● STATED GOAL: Repeat the material exactly, every line of it.

● DATASET ENTRIES:
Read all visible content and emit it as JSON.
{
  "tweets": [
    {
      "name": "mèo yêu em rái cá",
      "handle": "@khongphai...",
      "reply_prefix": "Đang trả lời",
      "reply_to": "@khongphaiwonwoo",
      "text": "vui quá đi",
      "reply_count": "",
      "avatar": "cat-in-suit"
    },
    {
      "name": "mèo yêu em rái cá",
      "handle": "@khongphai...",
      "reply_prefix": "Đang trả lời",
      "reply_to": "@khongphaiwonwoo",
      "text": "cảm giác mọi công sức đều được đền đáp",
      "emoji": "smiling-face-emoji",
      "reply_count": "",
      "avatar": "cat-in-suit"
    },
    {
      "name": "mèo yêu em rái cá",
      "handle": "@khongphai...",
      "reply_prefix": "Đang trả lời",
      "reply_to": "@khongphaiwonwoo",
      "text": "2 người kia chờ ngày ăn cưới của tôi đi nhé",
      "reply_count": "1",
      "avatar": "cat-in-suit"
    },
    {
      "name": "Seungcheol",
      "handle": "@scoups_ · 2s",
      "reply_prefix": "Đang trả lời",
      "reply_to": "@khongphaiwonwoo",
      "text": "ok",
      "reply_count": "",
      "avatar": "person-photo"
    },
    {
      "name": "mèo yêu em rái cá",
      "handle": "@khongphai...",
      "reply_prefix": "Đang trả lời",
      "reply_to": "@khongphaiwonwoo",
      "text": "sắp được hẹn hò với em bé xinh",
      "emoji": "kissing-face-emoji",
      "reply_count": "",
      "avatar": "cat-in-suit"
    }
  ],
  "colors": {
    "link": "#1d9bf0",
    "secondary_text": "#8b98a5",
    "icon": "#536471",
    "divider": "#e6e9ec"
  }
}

● RESULT OF THIS TASK:
Read all visible content and emit it as JSON.
{
  "tweets": [
    {
      "name": "mèo yêu em rái cá",
      "handle": "@khongphai...",
      "reply_prefix": "Đang trả lời",
      "reply_to": "@khongphaiwonwoo",
      "text": "vui quá đi",
      "reply_count": "",
      "avatar": "cat-in-suit"
    },
    {
      "name": "mèo yêu em rái cá",
      "handle": "@khongphai...",
      "reply_prefix": "Đang trả lời",
      "reply_to": "@khongphaiwonwoo",
      "text": "cảm giác mọi công sức đều được đền đáp",
      "emoji": "smiling-face-emoji",
      "reply_count": "",
      "avatar": "cat-in-suit"
    },
    {
      "name": "mèo yêu em rái cá",
      "handle": "@khongphai...",
      "reply_prefix": "Đang trả lời",
      "reply_to": "@khongphaiwonwoo",
      "text": "2 người kia chờ ngày ăn cưới của tôi đi nhé",
      "reply_count": "1",
      "avatar": "cat-in-suit"
    },
    {
      "name": "Seungcheol",
      "handle": "@scoups_ · 2s",
      "reply_prefix": "Đang trả lời",
      "reply_to": "@khongphaiwonwoo",
      "text": "ok",
      "reply_count": "",
      "avatar": "person-photo"
    },
    {
      "name": "mèo yêu em rái cá",
      "handle": "@khongphai...",
      "reply_prefix": "Đang trả lời",
      "reply_to": "@khongphaiwonwoo",
      "text": "sắp được hẹn hò với em bé xinh",
      "emoji": "kissing-face-emoji",
      "reply_count": "",
      "avatar": "cat-in-suit"
    }
  ],
  "colors": {
    "link": "#1d9bf0",
    "secondary_text": "#8b98a5",
    "icon": "#536471",
    "divider": "#e6e9ec"
  }
}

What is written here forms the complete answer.